§ **Goal**:
All lines featuring the string "abundant" are to be listed.

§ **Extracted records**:
|---|

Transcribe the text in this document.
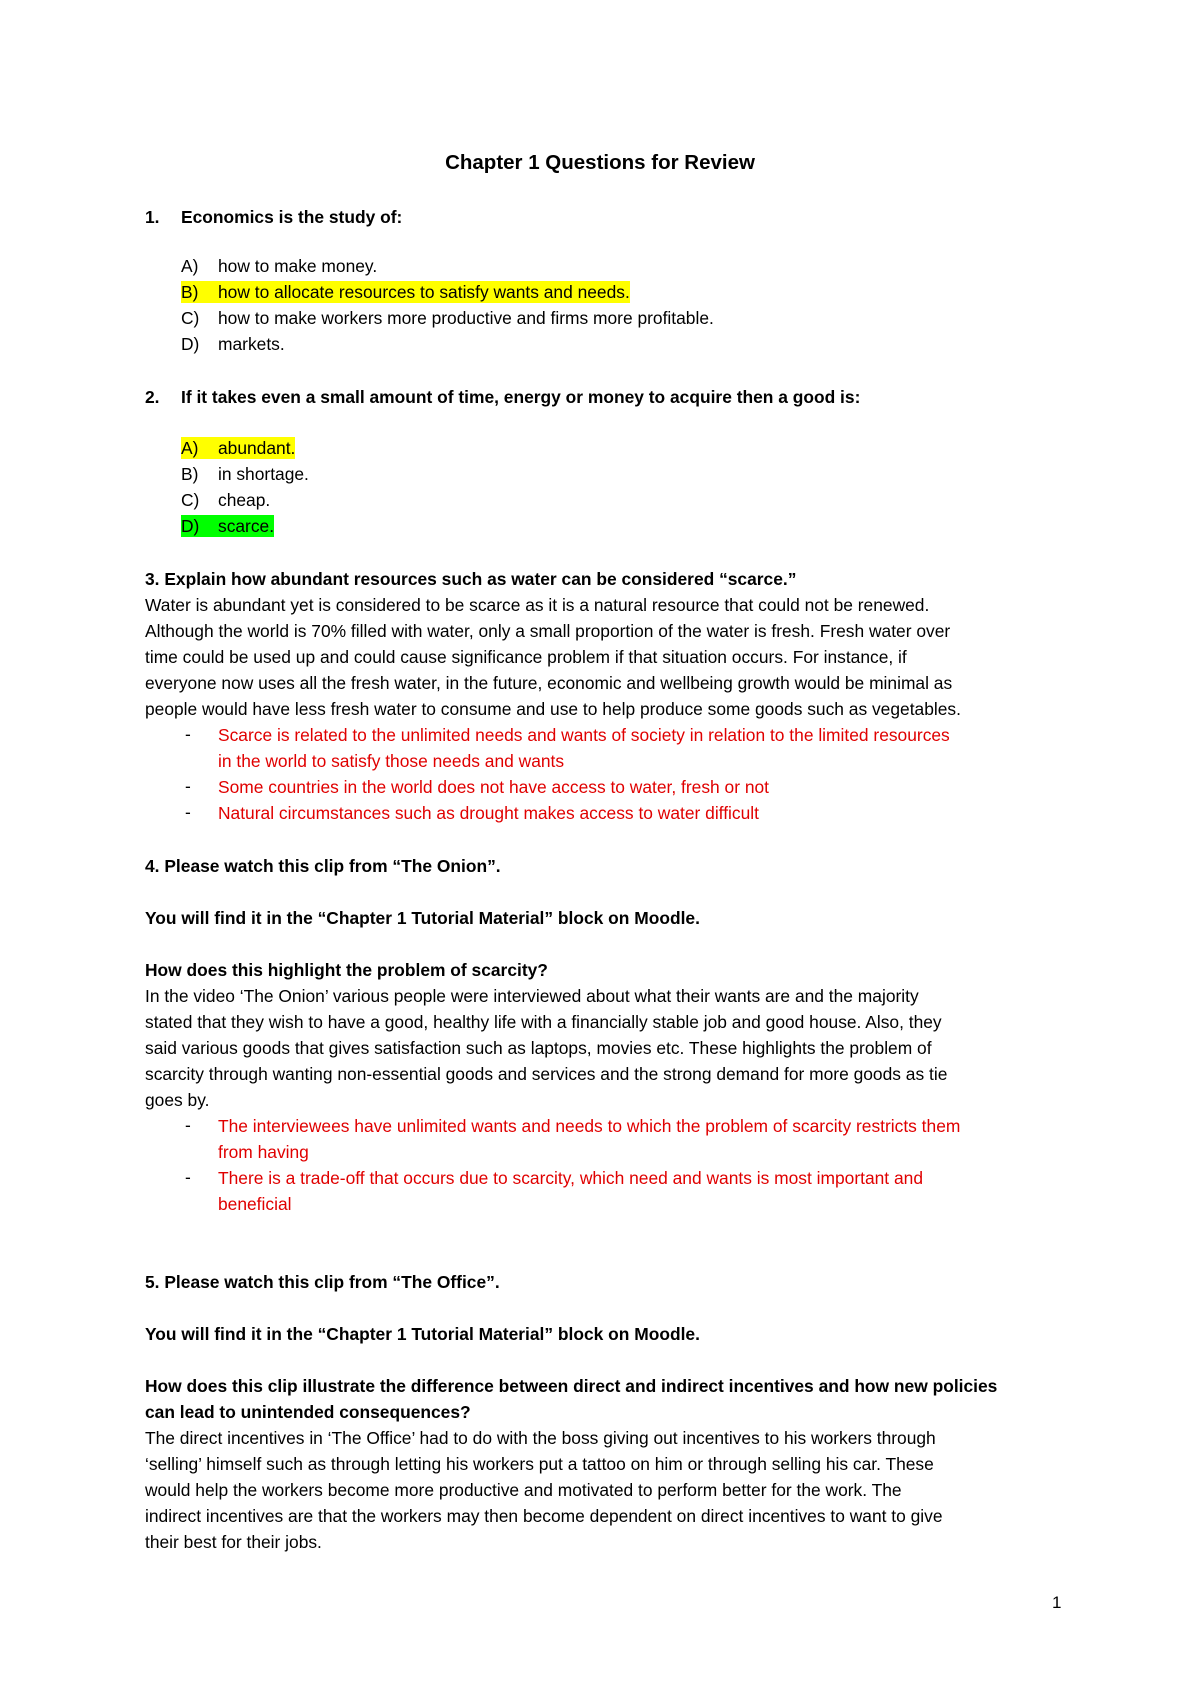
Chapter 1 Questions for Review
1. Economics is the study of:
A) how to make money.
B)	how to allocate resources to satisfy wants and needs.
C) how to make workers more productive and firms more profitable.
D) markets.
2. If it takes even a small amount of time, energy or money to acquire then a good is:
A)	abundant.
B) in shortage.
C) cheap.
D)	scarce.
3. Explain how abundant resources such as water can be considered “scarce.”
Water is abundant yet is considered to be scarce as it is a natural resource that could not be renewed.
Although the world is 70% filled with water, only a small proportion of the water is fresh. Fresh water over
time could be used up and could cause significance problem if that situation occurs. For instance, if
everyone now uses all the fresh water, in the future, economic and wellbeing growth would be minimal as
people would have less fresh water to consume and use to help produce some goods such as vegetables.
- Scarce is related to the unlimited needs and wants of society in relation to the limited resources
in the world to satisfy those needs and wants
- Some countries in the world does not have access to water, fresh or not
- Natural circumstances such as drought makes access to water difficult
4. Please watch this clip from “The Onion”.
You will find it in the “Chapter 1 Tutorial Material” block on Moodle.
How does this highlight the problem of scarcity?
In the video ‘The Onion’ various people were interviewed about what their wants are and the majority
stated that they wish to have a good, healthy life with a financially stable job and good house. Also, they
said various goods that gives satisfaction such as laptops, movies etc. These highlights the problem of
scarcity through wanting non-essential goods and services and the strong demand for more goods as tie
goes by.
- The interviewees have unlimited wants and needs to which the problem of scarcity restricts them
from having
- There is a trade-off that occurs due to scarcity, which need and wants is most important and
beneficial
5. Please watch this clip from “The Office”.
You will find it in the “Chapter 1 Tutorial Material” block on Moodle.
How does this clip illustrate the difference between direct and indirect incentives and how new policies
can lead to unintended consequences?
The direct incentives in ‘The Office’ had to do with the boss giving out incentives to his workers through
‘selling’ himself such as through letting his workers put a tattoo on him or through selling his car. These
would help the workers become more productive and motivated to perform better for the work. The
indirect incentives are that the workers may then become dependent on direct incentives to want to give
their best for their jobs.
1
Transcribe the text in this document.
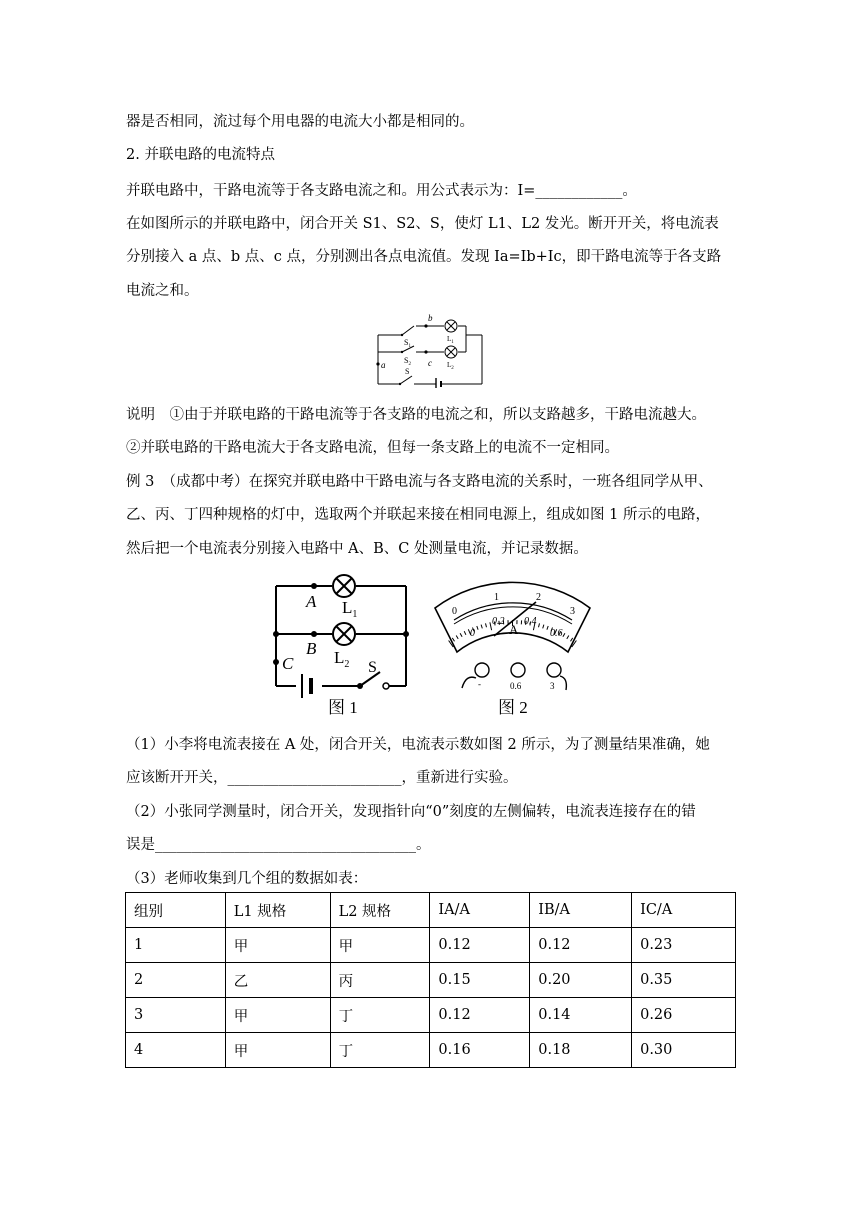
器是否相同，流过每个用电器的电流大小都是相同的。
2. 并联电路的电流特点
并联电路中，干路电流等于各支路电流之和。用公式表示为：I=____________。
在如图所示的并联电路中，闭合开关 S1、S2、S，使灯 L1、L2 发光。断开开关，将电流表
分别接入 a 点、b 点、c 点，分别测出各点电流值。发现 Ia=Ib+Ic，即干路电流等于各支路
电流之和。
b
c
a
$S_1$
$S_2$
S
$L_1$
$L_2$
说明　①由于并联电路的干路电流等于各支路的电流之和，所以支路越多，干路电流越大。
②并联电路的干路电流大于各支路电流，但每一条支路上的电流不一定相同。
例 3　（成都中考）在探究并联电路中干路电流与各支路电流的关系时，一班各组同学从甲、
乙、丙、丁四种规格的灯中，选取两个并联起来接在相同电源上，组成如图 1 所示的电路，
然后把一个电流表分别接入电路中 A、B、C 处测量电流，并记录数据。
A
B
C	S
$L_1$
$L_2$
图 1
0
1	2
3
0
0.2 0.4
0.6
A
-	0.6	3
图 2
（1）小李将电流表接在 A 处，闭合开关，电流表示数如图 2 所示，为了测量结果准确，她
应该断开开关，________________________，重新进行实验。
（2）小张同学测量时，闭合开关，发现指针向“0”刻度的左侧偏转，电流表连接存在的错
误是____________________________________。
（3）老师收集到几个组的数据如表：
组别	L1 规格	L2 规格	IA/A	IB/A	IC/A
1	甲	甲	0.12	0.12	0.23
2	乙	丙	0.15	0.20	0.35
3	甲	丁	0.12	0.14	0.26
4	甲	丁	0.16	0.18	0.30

|---|

§ **Task answer**:
A)	abundant.
3. Explain how abundant resources such as water can be considered “scarce.”
Water is abundant yet is considered to be scarce as it is a natural resource that could not be renewed.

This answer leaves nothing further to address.